(begin)

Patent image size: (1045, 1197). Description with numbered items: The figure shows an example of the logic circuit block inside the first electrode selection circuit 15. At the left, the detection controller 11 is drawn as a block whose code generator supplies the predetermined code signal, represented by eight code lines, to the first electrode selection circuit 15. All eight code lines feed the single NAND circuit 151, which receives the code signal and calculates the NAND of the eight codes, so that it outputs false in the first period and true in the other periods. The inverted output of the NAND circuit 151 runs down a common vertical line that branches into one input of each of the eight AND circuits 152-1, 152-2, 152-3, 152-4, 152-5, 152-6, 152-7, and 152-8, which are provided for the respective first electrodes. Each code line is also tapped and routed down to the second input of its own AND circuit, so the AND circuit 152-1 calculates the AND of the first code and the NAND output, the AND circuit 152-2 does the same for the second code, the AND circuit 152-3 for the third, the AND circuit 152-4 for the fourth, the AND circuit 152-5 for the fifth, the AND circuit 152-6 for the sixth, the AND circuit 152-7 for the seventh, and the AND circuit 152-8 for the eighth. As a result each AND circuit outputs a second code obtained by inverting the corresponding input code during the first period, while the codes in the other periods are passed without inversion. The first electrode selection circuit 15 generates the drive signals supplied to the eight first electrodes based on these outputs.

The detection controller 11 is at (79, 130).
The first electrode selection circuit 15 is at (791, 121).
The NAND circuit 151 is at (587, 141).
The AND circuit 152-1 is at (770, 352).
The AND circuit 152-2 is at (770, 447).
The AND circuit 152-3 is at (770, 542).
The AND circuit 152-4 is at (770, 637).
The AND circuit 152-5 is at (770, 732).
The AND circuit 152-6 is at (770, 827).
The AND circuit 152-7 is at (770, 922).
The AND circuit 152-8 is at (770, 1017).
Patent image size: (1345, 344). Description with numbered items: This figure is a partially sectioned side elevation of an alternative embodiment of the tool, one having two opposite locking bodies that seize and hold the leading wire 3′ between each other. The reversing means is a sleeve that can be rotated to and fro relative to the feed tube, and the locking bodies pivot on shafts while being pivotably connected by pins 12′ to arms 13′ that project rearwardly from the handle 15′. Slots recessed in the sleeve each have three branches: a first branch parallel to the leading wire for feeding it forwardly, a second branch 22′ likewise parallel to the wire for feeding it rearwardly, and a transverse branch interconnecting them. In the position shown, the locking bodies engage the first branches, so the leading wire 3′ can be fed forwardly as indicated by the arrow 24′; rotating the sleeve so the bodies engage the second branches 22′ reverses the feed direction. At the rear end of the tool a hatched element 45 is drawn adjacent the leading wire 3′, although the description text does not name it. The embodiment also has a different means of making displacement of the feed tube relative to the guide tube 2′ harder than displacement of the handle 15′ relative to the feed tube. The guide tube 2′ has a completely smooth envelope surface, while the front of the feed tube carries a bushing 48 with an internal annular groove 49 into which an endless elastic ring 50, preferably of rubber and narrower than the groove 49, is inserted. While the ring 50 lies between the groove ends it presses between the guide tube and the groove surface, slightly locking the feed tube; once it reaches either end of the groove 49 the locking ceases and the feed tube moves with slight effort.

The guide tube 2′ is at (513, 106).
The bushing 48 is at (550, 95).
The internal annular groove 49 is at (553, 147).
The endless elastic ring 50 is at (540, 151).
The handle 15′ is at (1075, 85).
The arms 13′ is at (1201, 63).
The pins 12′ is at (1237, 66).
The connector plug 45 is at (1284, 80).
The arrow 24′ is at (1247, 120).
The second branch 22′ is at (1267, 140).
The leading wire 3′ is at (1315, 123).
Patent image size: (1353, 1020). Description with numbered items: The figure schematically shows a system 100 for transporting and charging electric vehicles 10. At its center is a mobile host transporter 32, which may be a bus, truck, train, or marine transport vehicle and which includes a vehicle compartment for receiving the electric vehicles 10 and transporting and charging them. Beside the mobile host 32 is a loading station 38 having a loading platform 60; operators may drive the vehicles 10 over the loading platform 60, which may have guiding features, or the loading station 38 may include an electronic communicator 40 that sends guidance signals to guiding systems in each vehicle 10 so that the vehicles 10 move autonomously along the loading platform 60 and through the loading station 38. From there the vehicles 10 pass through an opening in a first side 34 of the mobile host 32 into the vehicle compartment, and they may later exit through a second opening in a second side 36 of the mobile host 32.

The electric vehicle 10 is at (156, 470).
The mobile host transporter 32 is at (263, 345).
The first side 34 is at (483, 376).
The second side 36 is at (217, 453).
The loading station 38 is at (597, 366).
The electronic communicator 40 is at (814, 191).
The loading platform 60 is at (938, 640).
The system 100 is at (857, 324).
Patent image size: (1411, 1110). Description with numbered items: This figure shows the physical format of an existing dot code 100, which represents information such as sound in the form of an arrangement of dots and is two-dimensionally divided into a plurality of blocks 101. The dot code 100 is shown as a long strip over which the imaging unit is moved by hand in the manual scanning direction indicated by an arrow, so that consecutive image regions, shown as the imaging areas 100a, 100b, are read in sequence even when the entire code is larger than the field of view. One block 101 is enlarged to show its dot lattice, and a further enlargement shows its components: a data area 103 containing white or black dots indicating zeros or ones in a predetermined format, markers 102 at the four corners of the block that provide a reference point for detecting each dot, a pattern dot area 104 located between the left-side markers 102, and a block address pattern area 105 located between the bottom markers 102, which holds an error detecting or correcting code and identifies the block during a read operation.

(end)

Report each row above that contains the word "platform", copying the whole row.

WRITTEN REPLY
Patent image size: (1353, 1020). Description with numbered items: The figure schematically shows a system 100 for transporting and charging electric vehicles 10. At its center is a mobile host transporter 32, which may be a bus, truck, train, or marine transport vehicle and which includes a vehicle compartment for receiving the electric vehicles 10 and transporting and charging them. Beside the mobile host 32 is a loading station 38 having a loading platform 60; operators may drive the vehicles 10 over the loading platform 60, which may have guiding features, or the loading station 38 may include an electronic communicator 40 that sends guidance signals to guiding systems in each vehicle 10 so that the vehicles 10 move autonomously along the loading platform 60 and through the loading station 38. From there the vehicles 10 pass through an opening in a first side 34 of the mobile host 32 into the vehicle compartment, and they may later exit through a second opening in a second side 36 of the mobile host 32.
The loading platform 60 is at (938, 640).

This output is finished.